## Exercise task
Pick every line from the data that holds the word "Registry".

## Provided data
- - - - - - -

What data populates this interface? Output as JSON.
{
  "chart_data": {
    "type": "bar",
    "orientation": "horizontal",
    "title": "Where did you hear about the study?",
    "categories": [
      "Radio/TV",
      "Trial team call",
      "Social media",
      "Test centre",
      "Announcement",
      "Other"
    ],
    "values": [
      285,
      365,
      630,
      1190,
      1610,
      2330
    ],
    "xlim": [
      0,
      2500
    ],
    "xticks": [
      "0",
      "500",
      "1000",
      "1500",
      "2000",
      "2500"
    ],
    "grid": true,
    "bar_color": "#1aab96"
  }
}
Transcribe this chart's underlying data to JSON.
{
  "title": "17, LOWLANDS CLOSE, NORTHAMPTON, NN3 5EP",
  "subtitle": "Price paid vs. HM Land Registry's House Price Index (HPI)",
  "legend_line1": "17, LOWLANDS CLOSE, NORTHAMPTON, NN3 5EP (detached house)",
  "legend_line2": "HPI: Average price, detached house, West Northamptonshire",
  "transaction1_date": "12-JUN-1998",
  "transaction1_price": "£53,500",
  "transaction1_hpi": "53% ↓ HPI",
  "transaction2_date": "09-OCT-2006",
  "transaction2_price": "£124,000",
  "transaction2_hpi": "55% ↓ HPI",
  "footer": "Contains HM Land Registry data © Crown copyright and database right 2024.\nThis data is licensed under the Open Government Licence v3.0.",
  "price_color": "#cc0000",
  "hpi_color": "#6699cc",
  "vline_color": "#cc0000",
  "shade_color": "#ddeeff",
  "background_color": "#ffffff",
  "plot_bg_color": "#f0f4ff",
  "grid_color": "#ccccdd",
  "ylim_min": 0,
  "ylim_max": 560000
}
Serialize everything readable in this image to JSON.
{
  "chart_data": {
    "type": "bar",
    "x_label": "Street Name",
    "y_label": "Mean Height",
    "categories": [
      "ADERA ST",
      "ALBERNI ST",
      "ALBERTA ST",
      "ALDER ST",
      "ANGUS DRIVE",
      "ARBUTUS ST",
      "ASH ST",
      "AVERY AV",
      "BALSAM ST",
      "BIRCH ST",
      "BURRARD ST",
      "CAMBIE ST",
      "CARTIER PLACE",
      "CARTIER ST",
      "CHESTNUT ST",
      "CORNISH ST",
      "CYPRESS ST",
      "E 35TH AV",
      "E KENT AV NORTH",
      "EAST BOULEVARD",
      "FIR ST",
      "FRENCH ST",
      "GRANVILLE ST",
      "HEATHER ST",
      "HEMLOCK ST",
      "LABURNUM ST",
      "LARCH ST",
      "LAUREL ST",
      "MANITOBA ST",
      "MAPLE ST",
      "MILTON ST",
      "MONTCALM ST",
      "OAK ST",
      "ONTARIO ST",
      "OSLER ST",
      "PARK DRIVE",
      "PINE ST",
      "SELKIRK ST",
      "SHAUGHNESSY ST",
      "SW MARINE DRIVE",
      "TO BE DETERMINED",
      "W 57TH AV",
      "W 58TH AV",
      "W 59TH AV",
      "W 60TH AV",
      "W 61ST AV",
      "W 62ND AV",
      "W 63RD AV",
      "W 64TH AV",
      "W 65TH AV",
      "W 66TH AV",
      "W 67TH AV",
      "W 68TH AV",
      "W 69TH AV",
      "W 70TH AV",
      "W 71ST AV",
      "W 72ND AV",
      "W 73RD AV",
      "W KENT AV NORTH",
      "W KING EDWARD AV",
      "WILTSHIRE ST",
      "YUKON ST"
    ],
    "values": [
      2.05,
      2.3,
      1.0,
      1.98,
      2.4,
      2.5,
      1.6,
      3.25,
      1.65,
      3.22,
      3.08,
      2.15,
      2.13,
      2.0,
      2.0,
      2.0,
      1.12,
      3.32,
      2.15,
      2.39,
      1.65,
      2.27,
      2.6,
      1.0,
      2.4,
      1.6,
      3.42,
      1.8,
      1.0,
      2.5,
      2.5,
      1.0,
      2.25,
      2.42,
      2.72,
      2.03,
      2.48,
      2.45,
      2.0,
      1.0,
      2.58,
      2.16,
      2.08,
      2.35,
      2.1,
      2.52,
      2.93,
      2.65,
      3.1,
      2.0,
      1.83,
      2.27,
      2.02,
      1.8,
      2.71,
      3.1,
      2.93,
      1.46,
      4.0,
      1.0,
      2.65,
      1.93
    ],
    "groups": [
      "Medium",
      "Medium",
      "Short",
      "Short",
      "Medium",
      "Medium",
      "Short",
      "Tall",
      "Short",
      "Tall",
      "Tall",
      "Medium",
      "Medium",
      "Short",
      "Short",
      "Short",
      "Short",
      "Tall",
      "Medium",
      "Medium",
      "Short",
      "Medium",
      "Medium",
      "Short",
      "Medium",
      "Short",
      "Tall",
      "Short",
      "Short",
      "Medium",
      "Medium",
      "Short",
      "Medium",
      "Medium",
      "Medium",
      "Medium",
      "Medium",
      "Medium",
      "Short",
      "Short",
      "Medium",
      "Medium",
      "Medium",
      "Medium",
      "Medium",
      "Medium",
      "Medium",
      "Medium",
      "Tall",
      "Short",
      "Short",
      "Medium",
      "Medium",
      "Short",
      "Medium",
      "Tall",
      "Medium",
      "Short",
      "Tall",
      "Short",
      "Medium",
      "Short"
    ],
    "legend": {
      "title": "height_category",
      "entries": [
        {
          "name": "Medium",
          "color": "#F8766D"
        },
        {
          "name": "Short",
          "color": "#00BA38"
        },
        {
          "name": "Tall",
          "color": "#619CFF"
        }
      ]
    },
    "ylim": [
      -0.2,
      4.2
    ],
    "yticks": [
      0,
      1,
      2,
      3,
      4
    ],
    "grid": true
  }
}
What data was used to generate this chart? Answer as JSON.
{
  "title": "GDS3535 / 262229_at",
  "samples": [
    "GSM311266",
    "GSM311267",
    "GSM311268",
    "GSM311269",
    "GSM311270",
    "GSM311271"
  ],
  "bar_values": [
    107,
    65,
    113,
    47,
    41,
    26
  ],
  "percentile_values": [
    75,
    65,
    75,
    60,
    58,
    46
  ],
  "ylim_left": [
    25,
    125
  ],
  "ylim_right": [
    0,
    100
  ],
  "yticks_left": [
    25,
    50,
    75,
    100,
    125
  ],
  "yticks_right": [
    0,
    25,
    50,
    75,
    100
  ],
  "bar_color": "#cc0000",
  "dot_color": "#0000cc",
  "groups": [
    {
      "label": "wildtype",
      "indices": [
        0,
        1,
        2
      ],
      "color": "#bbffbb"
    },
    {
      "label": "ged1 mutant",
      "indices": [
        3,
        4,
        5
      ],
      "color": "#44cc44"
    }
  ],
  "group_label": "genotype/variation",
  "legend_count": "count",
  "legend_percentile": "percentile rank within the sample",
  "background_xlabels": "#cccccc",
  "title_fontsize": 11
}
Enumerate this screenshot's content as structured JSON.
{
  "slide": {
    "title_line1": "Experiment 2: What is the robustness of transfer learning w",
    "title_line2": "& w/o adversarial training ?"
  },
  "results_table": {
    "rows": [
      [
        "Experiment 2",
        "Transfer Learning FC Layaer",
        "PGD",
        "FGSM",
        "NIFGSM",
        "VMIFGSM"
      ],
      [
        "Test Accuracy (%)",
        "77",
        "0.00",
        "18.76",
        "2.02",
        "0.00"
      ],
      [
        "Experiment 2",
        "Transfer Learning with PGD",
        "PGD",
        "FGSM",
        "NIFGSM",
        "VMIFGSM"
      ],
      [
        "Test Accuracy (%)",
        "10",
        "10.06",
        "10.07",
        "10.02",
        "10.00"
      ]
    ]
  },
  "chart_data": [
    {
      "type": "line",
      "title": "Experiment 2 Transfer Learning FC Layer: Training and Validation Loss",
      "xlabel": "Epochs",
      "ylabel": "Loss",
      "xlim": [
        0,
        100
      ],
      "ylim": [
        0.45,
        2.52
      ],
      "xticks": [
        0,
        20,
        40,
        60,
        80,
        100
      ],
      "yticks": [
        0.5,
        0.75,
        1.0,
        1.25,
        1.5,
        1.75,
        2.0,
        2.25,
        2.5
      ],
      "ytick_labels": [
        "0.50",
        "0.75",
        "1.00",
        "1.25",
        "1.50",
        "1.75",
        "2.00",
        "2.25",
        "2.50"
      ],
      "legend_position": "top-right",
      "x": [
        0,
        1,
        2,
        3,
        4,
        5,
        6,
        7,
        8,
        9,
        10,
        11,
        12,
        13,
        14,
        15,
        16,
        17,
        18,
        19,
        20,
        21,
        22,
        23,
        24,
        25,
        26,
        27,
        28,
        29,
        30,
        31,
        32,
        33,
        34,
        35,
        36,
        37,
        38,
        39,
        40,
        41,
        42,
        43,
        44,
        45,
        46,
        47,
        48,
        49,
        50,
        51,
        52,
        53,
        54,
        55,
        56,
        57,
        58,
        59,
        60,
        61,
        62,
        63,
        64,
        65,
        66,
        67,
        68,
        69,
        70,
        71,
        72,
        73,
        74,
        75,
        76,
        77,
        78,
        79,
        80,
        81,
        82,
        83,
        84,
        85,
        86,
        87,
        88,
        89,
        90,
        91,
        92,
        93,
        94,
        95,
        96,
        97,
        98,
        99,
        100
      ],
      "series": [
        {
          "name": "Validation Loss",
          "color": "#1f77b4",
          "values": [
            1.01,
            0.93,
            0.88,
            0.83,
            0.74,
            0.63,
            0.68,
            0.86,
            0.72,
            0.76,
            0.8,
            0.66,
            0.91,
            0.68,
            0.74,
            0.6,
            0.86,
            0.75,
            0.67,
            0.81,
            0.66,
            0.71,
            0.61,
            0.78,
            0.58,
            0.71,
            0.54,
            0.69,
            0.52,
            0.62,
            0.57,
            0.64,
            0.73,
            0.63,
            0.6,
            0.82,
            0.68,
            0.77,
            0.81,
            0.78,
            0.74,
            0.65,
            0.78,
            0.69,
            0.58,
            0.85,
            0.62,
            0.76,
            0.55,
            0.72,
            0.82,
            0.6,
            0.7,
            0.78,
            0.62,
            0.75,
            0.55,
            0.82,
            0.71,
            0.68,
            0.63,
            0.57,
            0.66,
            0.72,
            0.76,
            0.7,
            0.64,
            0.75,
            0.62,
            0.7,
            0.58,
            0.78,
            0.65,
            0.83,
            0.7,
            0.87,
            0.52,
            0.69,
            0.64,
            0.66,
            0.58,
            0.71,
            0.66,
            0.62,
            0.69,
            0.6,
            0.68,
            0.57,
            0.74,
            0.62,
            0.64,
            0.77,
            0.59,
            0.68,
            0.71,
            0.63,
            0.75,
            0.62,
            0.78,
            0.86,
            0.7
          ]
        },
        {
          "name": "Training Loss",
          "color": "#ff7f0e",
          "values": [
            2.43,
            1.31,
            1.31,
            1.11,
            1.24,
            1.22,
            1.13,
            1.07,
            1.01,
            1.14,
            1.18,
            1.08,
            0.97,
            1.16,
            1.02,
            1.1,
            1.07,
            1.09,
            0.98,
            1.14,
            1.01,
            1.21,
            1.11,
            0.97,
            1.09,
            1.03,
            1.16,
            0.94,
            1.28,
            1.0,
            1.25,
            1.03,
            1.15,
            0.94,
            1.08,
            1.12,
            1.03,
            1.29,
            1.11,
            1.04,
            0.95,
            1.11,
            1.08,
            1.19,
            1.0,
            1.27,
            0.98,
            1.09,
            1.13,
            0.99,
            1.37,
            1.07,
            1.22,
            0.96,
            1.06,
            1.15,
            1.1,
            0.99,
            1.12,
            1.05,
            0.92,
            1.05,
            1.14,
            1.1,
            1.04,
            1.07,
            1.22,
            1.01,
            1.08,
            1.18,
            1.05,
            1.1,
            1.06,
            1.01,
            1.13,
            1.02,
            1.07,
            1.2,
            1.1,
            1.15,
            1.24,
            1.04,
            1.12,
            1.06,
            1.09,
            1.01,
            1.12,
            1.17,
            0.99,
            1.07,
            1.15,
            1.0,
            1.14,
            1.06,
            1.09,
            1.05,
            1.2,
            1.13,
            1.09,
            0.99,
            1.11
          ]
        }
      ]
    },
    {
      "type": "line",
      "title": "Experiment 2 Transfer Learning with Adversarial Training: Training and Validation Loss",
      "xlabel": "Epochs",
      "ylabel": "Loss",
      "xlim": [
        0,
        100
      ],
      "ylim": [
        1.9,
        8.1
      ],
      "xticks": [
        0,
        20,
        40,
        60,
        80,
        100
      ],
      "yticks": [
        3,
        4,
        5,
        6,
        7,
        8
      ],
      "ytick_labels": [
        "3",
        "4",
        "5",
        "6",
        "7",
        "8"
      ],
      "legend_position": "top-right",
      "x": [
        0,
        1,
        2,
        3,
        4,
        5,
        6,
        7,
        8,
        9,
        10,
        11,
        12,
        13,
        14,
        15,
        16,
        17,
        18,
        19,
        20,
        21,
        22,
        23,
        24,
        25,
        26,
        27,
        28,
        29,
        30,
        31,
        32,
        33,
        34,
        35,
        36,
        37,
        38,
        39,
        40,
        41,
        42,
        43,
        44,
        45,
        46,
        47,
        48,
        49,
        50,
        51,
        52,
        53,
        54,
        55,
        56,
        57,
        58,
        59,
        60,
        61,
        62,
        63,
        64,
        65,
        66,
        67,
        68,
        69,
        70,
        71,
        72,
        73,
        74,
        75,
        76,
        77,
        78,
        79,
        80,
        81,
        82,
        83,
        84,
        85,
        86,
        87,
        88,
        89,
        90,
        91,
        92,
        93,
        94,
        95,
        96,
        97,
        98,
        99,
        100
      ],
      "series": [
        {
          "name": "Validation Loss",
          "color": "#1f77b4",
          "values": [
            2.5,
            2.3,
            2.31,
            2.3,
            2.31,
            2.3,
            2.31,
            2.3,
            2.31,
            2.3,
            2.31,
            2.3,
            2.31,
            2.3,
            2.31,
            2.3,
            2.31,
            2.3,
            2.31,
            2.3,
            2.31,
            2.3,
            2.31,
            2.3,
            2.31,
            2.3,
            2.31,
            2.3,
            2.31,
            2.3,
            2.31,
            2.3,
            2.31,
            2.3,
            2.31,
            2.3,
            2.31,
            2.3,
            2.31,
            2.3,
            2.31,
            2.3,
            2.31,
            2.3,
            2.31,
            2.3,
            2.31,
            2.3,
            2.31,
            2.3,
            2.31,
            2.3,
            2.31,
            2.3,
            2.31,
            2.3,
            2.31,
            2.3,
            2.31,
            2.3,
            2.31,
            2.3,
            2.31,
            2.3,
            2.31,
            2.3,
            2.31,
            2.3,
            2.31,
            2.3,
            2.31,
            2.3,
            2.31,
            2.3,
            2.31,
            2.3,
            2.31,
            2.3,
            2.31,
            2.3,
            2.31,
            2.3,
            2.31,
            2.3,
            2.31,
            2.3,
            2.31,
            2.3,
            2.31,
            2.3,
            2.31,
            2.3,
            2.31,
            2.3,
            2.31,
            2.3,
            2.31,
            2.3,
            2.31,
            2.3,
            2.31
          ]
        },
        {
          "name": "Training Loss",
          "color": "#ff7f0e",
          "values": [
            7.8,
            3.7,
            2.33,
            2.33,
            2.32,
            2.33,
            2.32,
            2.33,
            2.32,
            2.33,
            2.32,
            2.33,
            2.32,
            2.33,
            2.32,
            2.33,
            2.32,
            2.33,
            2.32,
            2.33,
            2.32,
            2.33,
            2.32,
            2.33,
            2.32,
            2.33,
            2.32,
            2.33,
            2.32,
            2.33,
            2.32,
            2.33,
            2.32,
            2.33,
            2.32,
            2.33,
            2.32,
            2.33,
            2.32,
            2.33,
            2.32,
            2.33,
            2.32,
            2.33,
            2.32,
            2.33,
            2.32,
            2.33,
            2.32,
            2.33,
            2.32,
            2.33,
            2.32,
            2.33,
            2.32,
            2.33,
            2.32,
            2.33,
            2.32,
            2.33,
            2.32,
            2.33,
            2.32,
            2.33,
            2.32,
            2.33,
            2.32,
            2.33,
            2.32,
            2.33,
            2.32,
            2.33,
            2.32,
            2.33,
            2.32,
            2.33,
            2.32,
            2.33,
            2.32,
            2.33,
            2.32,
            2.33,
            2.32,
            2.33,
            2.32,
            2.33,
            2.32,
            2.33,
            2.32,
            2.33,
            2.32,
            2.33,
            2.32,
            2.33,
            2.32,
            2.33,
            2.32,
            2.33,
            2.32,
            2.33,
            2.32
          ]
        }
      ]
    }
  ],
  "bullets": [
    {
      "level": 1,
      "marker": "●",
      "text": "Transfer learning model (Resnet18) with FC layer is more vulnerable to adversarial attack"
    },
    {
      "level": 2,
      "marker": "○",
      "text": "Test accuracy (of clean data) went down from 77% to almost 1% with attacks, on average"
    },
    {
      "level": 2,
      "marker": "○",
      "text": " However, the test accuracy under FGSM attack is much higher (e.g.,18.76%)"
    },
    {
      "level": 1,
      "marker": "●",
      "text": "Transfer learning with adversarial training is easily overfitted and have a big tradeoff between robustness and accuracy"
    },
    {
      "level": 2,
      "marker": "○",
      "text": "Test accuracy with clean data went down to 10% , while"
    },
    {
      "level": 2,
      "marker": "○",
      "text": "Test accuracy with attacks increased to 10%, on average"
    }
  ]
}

- - - - - - -

## Solution
  "subtitle": "Price paid vs. HM Land Registry's House Price Index (HPI)",
  "footer": "Contains HM Land Registry data © Crown copyright and database right 2024.\nThis data is licensed under the Open Government Licence v3.0.",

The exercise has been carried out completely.